[Figure collection entries]
::::
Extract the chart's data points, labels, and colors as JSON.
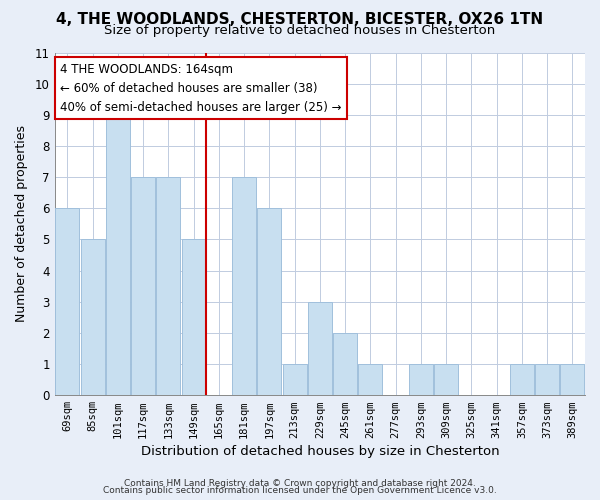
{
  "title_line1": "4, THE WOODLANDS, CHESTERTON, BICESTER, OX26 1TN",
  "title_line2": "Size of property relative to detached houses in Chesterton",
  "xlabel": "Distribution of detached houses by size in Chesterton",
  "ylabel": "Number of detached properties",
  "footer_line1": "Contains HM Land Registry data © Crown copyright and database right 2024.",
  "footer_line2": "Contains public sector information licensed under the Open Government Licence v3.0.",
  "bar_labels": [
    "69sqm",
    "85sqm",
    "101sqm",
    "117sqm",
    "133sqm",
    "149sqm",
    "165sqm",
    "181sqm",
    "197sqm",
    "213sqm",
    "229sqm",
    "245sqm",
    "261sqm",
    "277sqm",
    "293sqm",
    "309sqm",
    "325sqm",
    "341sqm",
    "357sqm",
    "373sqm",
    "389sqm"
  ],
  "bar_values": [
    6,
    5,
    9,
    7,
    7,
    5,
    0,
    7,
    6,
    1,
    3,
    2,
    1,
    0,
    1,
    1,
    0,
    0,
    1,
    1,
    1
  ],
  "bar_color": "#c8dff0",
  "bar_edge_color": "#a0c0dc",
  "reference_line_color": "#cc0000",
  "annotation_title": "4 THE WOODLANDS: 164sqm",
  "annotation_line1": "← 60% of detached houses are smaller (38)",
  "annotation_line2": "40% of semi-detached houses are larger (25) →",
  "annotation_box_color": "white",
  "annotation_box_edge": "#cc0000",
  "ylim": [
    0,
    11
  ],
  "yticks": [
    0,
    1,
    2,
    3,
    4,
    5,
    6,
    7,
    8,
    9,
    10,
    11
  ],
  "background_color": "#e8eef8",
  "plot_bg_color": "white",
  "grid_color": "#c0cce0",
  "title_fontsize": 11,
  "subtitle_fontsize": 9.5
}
::::
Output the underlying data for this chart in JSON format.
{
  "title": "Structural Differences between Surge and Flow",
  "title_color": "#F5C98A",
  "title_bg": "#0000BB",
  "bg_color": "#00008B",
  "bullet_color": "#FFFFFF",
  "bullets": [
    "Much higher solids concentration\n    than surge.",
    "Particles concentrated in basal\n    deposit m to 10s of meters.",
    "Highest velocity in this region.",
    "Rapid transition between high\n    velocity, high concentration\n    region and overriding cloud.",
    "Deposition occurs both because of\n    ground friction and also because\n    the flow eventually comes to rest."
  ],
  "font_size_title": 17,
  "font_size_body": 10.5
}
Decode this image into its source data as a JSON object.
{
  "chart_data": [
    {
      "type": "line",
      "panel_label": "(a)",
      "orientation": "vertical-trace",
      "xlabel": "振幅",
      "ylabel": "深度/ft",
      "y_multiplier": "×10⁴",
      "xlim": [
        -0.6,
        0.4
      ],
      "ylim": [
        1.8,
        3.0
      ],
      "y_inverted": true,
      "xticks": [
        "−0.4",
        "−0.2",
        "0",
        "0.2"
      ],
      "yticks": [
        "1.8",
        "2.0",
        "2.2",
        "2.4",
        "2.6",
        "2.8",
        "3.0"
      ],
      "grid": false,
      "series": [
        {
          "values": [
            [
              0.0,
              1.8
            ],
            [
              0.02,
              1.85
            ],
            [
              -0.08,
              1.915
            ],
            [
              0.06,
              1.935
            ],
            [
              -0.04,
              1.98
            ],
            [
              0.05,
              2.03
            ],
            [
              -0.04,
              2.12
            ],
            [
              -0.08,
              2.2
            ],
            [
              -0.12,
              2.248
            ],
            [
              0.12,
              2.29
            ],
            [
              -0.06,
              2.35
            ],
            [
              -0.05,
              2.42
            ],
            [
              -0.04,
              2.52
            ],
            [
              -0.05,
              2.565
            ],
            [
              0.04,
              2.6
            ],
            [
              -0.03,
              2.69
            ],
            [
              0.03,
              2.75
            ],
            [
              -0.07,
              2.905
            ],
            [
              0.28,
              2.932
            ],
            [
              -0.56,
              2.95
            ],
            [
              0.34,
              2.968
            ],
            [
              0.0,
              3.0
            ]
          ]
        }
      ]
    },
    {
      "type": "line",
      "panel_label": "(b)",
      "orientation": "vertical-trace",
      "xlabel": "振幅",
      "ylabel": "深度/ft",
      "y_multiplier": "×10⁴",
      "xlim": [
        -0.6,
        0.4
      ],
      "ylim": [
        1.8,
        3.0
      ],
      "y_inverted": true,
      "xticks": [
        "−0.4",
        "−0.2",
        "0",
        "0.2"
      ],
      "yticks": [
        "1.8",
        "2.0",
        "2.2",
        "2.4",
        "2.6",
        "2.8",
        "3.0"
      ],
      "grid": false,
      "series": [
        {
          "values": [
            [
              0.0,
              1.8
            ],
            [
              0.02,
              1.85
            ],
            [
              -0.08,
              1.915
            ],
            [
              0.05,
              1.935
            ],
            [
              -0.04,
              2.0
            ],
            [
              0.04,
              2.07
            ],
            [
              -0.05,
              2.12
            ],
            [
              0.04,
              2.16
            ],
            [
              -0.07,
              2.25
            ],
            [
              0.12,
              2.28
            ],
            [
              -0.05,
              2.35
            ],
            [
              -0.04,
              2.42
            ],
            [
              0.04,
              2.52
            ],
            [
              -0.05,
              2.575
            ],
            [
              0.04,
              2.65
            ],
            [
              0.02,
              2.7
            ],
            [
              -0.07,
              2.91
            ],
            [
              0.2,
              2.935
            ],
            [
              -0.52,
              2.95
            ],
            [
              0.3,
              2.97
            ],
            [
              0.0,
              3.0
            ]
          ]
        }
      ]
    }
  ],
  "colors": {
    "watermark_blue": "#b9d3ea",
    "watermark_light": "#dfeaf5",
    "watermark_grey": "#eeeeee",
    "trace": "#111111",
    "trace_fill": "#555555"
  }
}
::::
▶ Short task
Copy each line above that contains the word "between".

▶ Response below
  "title": "Structural Differences between Surge and Flow",
    "Rapid transition between high\n    velocity, high concentration\n    region and overriding cloud.",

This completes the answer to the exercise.